### [Exercise objective]
Return the lines where the word "this" occurs.

Data listing:
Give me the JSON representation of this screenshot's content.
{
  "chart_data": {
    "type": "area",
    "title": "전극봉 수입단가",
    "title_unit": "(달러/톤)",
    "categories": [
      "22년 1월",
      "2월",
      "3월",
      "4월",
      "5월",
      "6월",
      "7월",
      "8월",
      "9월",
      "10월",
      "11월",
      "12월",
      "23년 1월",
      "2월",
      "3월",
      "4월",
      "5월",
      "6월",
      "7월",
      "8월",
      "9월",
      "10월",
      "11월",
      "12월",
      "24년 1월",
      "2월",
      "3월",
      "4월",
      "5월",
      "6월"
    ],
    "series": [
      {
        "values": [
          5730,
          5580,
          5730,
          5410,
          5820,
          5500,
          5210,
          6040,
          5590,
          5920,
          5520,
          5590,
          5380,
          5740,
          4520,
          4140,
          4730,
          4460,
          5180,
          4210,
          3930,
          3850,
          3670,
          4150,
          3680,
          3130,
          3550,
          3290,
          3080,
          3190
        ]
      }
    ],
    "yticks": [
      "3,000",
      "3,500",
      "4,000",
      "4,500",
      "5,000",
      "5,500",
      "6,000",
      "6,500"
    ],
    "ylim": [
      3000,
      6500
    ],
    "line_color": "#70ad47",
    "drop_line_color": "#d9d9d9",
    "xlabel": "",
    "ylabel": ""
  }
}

...

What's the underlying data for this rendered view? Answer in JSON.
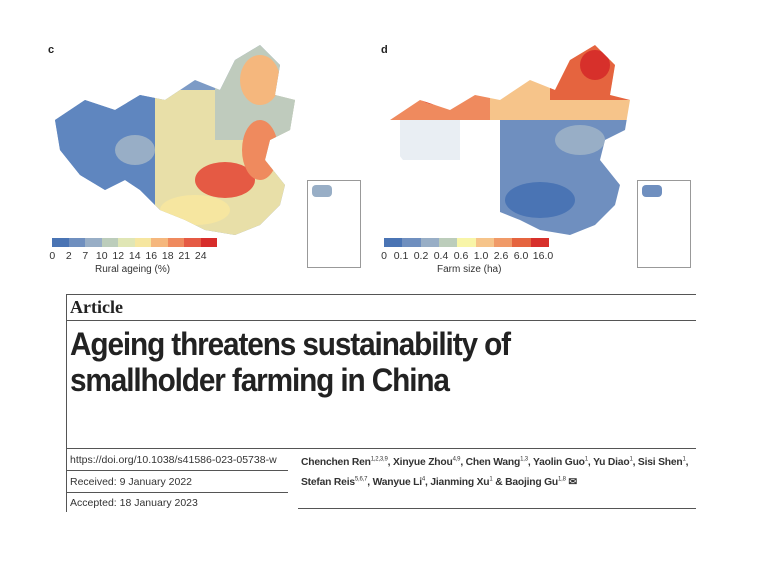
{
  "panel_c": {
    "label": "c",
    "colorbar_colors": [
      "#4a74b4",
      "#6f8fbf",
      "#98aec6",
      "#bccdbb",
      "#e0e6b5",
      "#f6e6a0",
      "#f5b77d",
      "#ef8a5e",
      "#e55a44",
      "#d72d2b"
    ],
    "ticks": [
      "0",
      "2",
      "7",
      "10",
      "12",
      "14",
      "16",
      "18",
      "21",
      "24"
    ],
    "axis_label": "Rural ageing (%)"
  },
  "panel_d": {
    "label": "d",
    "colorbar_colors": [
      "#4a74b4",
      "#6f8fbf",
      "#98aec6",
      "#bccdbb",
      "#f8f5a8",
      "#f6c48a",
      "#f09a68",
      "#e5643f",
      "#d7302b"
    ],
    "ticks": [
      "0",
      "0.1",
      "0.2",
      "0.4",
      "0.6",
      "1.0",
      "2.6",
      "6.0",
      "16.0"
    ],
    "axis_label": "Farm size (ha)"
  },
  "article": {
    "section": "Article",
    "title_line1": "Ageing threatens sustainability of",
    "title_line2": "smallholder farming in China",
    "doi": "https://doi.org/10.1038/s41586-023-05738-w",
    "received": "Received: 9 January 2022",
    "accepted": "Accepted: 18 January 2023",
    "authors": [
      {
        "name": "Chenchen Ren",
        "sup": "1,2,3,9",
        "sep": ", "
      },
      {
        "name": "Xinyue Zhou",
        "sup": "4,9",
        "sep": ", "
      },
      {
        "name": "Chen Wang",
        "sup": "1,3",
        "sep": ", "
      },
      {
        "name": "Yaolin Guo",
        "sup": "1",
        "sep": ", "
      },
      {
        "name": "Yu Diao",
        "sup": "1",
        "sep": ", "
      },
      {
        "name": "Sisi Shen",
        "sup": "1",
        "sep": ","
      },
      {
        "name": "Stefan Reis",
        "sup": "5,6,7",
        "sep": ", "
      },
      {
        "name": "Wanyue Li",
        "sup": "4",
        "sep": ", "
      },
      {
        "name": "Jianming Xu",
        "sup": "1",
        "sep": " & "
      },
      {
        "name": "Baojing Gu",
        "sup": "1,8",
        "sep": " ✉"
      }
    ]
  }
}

### [Response to the task]
Give me the JSON representation of this screenshot's content.
What's the underlying data for this rendered view? Answer in JSON.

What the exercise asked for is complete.